[Start of SUPPLIED RECORDS]
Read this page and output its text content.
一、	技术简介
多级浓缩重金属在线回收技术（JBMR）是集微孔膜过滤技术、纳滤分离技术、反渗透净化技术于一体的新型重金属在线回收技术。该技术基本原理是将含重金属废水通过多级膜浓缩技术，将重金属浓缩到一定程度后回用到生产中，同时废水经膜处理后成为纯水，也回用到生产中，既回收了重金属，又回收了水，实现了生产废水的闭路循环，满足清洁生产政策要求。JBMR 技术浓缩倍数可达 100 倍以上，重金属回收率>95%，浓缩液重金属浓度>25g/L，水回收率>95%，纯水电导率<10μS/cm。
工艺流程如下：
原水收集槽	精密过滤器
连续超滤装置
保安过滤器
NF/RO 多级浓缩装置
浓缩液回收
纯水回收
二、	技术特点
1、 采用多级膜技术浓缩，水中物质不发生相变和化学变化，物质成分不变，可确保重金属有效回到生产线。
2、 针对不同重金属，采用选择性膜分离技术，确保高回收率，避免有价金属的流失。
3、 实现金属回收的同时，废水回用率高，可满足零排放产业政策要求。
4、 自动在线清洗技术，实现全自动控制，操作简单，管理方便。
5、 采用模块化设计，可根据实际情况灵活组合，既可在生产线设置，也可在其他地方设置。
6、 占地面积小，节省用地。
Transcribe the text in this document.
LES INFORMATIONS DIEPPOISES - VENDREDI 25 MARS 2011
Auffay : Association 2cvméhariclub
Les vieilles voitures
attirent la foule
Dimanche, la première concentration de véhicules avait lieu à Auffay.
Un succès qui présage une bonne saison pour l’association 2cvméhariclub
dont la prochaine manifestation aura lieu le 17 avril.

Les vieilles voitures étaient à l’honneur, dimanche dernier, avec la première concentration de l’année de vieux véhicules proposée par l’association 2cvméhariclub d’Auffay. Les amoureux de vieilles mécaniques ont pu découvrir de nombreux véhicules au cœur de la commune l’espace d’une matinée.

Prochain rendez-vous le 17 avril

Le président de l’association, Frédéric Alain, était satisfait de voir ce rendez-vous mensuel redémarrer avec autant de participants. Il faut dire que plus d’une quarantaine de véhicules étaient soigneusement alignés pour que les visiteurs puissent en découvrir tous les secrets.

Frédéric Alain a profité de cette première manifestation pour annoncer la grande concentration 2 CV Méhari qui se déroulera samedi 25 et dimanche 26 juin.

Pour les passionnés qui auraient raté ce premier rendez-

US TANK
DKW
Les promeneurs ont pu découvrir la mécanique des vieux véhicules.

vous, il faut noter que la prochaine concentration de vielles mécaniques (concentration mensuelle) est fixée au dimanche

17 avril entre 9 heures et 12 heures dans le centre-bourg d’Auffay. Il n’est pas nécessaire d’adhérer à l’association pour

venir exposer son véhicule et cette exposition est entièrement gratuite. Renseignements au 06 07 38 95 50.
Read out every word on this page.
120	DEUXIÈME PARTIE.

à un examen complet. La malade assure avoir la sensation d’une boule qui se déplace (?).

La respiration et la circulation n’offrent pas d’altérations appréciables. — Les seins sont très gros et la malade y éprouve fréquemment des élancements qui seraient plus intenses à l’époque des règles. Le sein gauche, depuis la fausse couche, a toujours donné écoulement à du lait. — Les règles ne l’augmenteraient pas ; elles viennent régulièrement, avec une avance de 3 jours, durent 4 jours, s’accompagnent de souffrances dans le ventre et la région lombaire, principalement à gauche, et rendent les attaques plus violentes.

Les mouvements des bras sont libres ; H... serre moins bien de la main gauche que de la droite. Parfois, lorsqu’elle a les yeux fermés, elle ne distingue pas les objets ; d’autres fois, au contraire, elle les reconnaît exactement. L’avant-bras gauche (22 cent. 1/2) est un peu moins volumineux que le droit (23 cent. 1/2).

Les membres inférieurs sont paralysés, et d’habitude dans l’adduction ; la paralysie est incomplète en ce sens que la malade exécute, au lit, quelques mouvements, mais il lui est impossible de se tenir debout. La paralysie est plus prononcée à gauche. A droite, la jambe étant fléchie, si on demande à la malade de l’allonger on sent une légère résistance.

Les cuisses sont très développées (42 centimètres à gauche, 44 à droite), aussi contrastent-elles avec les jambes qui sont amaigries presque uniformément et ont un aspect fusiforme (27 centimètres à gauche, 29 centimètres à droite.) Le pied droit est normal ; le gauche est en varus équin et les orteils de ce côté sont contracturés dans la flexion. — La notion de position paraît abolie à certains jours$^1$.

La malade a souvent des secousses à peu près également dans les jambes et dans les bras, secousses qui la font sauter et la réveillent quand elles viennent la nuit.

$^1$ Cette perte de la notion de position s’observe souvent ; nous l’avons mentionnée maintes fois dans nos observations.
[End of SUPPLIED RECORDS]
WRITTEN REQUEST ->
Each line of the listing should be copied exactly.

ANSWER TO THIS EXERCISE ->
Read this page and output its text content.
一、	技术简介
多级浓缩重金属在线回收技术（JBMR）是集微孔膜过滤技术、纳滤分离技术、反渗透净化技术于一体的新型重金属在线回收技术。该技术基本原理是将含重金属废水通过多级膜浓缩技术，将重金属浓缩到一定程度后回用到生产中，同时废水经膜处理后成为纯水，也回用到生产中，既回收了重金属，又回收了水，实现了生产废水的闭路循环，满足清洁生产政策要求。JBMR 技术浓缩倍数可达 100 倍以上，重金属回收率>95%，浓缩液重金属浓度>25g/L，水回收率>95%，纯水电导率<10μS/cm。
工艺流程如下：
原水收集槽	精密过滤器
连续超滤装置
保安过滤器
NF/RO 多级浓缩装置
浓缩液回收
纯水回收
二、	技术特点
1、 采用多级膜技术浓缩，水中物质不发生相变和化学变化，物质成分不变，可确保重金属有效回到生产线。
2、 针对不同重金属，采用选择性膜分离技术，确保高回收率，避免有价金属的流失。
3、 实现金属回收的同时，废水回用率高，可满足零排放产业政策要求。
4、 自动在线清洗技术，实现全自动控制，操作简单，管理方便。
5、 采用模块化设计，可根据实际情况灵活组合，既可在生产线设置，也可在其他地方设置。
6、 占地面积小，节省用地。
Transcribe the text in this document.
LES INFORMATIONS DIEPPOISES - VENDREDI 25 MARS 2011
Auffay : Association 2cvméhariclub
Les vieilles voitures
attirent la foule
Dimanche, la première concentration de véhicules avait lieu à Auffay.
Un succès qui présage une bonne saison pour l’association 2cvméhariclub
dont la prochaine manifestation aura lieu le 17 avril.

Les vieilles voitures étaient à l’honneur, dimanche dernier, avec la première concentration de l’année de vieux véhicules proposée par l’association 2cvméhariclub d’Auffay. Les amoureux de vieilles mécaniques ont pu découvrir de nombreux véhicules au cœur de la commune l’espace d’une matinée.

Prochain rendez-vous le 17 avril

Le président de l’association, Frédéric Alain, était satisfait de voir ce rendez-vous mensuel redémarrer avec autant de participants. Il faut dire que plus d’une quarantaine de véhicules étaient soigneusement alignés pour que les visiteurs puissent en découvrir tous les secrets.

Frédéric Alain a profité de cette première manifestation pour annoncer la grande concentration 2 CV Méhari qui se déroulera samedi 25 et dimanche 26 juin.

Pour les passionnés qui auraient raté ce premier rendez-

US TANK
DKW
Les promeneurs ont pu découvrir la mécanique des vieux véhicules.

vous, il faut noter que la prochaine concentration de vielles mécaniques (concentration mensuelle) est fixée au dimanche

17 avril entre 9 heures et 12 heures dans le centre-bourg d’Auffay. Il n’est pas nécessaire d’adhérer à l’association pour

venir exposer son véhicule et cette exposition est entièrement gratuite. Renseignements au 06 07 38 95 50.
Read out every word on this page.
120	DEUXIÈME PARTIE.

à un examen complet. La malade assure avoir la sensation d’une boule qui se déplace (?).

La respiration et la circulation n’offrent pas d’altérations appréciables. — Les seins sont très gros et la malade y éprouve fréquemment des élancements qui seraient plus intenses à l’époque des règles. Le sein gauche, depuis la fausse couche, a toujours donné écoulement à du lait. — Les règles ne l’augmenteraient pas ; elles viennent régulièrement, avec une avance de 3 jours, durent 4 jours, s’accompagnent de souffrances dans le ventre et la région lombaire, principalement à gauche, et rendent les attaques plus violentes.

Les mouvements des bras sont libres ; H... serre moins bien de la main gauche que de la droite. Parfois, lorsqu’elle a les yeux fermés, elle ne distingue pas les objets ; d’autres fois, au contraire, elle les reconnaît exactement. L’avant-bras gauche (22 cent. 1/2) est un peu moins volumineux que le droit (23 cent. 1/2).

Les membres inférieurs sont paralysés, et d’habitude dans l’adduction ; la paralysie est incomplète en ce sens que la malade exécute, au lit, quelques mouvements, mais il lui est impossible de se tenir debout. La paralysie est plus prononcée à gauche. A droite, la jambe étant fléchie, si on demande à la malade de l’allonger on sent une légère résistance.

Les cuisses sont très développées (42 centimètres à gauche, 44 à droite), aussi contrastent-elles avec les jambes qui sont amaigries presque uniformément et ont un aspect fusiforme (27 centimètres à gauche, 29 centimètres à droite.) Le pied droit est normal ; le gauche est en varus équin et les orteils de ce côté sont contracturés dans la flexion. — La notion de position paraît abolie à certains jours$^1$.

La malade a souvent des secousses à peu près également dans les jambes et dans les bras, secousses qui la font sauter et la réveillent quand elles viennent la nuit.

$^1$ Cette perte de la notion de position s’observe souvent ; nous l’avons mentionnée maintes fois dans nos observations.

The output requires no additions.